TEXT SEGMENT:
+--
Now we’ve remodeled, moved on and rejoined the planet. Now we’re annoying the natural world once again. But we still need our sanctuaries ... those soothing places where our brains can take a beat. Where we have a minute to think rather than do. Where we can be comforted by the contemplation of our inevitable difficult thoughts. 

 

I surveyed my breakfast club this morning to learn about their sanctuaries: 

A predawn bike ride; a walk in nature; early morning at the office before anyone else shows up; a comfortable freewheeling discussion with an intimate gathering of friends; a beach at sunrise. 

 

Mine? My car is an excellent oasis, and I know many of yours are, too. I see you sitting in your Hondas, Toyotas, Chevy Silverados, the engines off, your faces reflecting the glow of your iPhones, your doggo beside you on the passenger seat, your cream cheese and onion sandwich on the dashboard. 

 

Oh sweet closed-in comfort. 

 

For 14 years I had access to one of the grandest sanctuaries in the state. I had an office at the Nebraska State Capitol, my sanctuary especially at night, after I had finished my work and all the others had gone home. I slipped down the 32 steps just outside my third-floor door and walked through a dimly lit hallway to the Rotunda. 

 

I would sit on one of the rockhard benches that seemed to soften in the quiet, and soak in the subdued aura of high ceilings and decades old tile and marble art, looking up to the dome and the seven winged virtues soaring above us, clasping hands and reminding those of us planted on the floor of temperance, courage, justice, wisdom, magnanimity, faith, hope, charity. 

 

Sometimes it left me with an ache that could be at once fill me with hope and with sadness. In December, when an evergreen from a generous Nebraska landscape filled the Rotunda with the scent of holidays and the primary colors of a string of lights reflecting on the polished marble floors, I could barely force myself to get up and go out into the night.
+--
EXTRACTED INFORMATION:
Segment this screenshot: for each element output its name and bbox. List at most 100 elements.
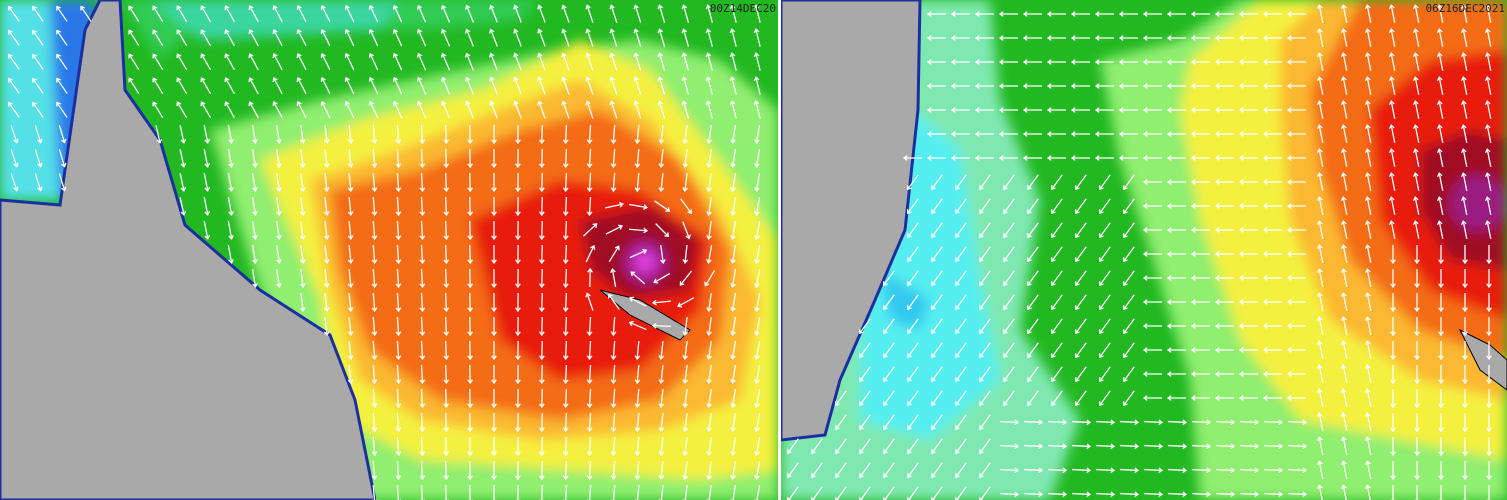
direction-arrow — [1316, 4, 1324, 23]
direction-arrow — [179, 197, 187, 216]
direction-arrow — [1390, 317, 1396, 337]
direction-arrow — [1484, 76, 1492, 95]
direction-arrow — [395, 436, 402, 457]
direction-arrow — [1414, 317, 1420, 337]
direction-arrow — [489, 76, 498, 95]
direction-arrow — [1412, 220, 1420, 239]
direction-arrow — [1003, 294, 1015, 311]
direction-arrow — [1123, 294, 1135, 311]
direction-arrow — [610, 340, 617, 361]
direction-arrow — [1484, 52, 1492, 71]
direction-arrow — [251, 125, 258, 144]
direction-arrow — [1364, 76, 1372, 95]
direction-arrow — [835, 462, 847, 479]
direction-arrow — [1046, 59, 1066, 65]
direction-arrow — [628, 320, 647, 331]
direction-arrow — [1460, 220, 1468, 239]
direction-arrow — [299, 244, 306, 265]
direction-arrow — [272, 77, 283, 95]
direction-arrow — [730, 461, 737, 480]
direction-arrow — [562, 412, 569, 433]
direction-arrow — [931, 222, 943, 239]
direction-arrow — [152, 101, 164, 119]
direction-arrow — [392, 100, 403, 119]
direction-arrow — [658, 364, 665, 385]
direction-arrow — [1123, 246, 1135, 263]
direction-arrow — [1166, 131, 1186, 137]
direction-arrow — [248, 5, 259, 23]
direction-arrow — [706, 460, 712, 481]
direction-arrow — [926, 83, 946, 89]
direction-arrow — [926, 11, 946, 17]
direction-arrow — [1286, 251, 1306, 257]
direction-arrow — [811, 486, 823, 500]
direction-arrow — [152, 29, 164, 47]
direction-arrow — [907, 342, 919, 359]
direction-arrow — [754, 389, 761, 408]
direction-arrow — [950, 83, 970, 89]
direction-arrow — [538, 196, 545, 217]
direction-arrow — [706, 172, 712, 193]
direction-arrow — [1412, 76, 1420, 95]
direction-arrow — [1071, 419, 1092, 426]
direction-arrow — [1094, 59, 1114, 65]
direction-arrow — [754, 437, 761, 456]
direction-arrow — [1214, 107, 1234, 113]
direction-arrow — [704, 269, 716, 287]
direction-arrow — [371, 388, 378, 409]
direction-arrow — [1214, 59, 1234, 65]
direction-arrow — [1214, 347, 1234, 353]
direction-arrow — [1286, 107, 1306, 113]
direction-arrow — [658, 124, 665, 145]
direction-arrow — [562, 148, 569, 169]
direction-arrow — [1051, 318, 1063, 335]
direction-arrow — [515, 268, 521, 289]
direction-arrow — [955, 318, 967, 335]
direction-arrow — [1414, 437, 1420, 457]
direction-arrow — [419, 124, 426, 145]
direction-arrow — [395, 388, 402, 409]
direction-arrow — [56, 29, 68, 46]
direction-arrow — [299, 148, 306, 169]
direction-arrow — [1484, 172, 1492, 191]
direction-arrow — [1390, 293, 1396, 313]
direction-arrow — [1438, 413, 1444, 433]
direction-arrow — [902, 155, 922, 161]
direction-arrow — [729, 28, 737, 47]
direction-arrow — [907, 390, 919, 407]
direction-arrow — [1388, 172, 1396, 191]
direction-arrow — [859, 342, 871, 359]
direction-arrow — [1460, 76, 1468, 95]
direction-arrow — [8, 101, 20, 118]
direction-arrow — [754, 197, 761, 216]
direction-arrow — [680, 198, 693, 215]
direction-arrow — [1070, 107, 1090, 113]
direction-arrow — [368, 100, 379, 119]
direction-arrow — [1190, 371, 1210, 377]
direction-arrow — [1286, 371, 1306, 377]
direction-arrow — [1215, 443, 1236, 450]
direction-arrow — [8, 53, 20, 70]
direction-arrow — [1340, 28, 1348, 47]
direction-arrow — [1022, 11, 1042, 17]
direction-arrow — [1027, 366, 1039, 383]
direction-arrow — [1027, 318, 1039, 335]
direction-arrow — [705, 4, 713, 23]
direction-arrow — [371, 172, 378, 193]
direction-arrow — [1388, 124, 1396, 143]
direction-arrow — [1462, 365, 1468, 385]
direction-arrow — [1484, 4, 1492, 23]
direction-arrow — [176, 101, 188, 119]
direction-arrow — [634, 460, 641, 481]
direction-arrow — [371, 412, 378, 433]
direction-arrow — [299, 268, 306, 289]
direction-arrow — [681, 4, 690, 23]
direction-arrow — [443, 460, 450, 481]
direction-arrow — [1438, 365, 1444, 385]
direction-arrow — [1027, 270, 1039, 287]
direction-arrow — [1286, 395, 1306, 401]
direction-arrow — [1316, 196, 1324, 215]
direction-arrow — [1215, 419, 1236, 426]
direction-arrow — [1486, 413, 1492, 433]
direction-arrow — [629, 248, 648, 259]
+--
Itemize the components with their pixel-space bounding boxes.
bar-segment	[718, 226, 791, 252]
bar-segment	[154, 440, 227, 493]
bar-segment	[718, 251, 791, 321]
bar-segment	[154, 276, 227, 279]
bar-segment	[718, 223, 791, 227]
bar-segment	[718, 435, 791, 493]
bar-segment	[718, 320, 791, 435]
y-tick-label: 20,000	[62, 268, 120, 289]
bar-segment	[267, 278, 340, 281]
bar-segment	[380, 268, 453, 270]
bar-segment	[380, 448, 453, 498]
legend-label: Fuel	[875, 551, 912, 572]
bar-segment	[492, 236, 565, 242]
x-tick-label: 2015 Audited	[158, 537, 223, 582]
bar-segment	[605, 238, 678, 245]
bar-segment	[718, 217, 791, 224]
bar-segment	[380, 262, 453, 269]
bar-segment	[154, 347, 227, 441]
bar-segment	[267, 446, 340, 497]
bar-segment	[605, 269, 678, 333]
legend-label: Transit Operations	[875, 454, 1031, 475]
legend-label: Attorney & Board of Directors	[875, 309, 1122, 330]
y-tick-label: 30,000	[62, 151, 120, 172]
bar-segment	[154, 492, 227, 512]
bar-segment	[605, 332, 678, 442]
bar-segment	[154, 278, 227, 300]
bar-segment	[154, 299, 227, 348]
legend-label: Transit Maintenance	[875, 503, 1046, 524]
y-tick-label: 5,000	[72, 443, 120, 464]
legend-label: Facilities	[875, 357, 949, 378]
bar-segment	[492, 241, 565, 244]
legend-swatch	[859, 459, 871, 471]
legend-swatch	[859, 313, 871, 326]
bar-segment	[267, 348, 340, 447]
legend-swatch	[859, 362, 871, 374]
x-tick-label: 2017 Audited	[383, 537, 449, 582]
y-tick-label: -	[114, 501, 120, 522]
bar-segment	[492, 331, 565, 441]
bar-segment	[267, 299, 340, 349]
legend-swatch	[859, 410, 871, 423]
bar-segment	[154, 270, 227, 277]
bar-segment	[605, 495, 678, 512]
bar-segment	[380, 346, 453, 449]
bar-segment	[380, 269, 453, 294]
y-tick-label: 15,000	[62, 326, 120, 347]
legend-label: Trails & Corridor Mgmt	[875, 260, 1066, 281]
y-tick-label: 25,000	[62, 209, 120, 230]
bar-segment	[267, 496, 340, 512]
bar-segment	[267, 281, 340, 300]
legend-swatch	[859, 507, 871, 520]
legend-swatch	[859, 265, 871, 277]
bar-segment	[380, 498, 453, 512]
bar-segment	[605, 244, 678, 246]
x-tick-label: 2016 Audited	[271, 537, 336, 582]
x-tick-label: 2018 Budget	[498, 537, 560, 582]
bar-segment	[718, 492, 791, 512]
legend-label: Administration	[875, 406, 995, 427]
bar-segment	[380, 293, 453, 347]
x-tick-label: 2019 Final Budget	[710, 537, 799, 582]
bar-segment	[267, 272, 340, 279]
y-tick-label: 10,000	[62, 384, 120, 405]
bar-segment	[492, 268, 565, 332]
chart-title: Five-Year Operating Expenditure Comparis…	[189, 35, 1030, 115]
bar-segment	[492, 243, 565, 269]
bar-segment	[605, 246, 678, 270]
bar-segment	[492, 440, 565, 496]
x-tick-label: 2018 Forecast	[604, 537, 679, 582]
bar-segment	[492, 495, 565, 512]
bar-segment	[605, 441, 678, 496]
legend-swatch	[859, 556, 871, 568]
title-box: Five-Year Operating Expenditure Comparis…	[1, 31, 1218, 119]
+--
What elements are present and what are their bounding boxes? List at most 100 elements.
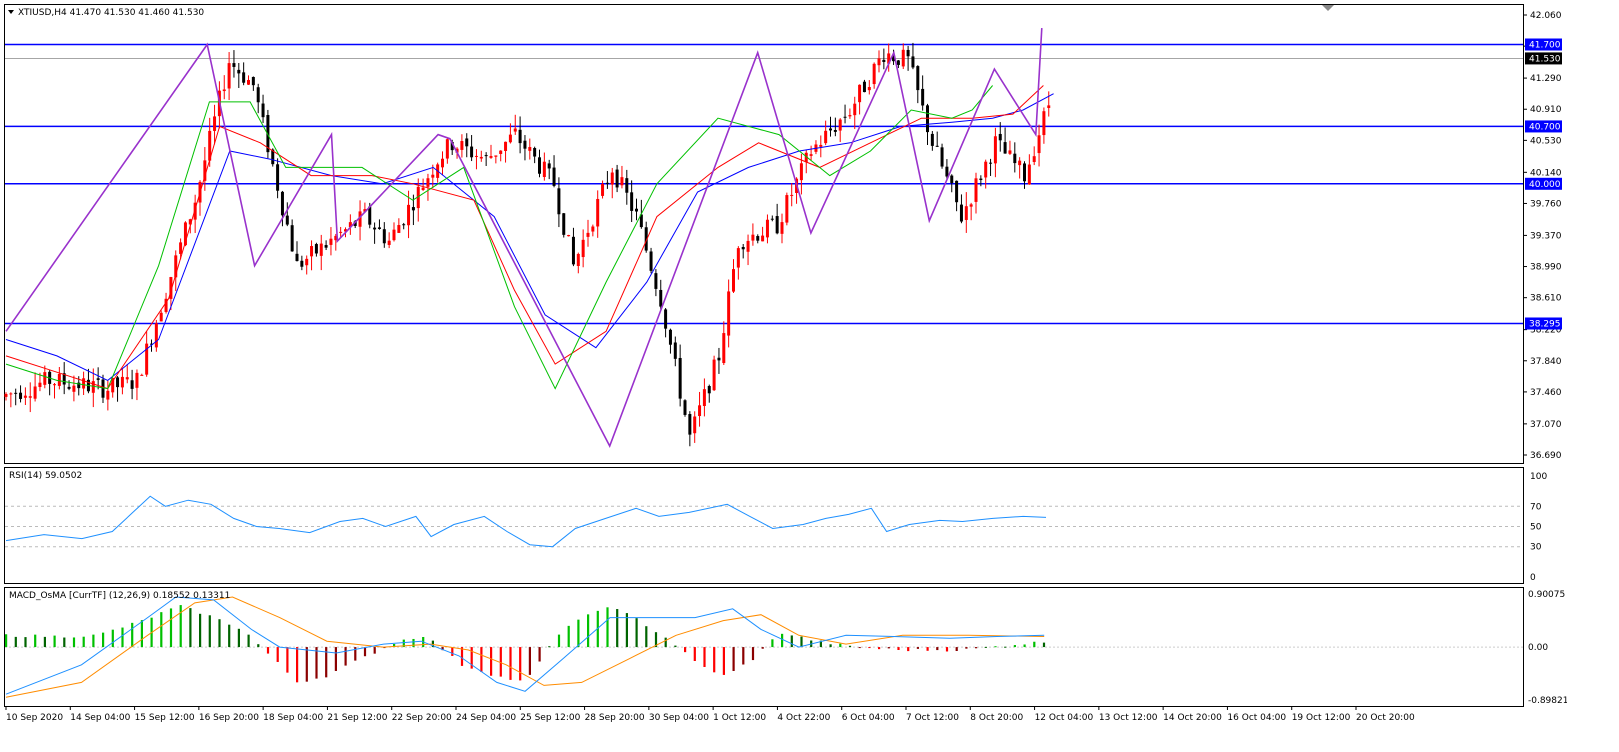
+--
Rewrite everything in the sanctuary essay from "A predawn bike" down to "beach at sunrise.", changing "bike ride" to "swim".

EXPECTED ANSWER:
A predawn swim; a walk in nature; early morning at the office before anyone else shows up; a comfortable freewheeling discussion with an intimate gathering of friends; a beach at sunrise.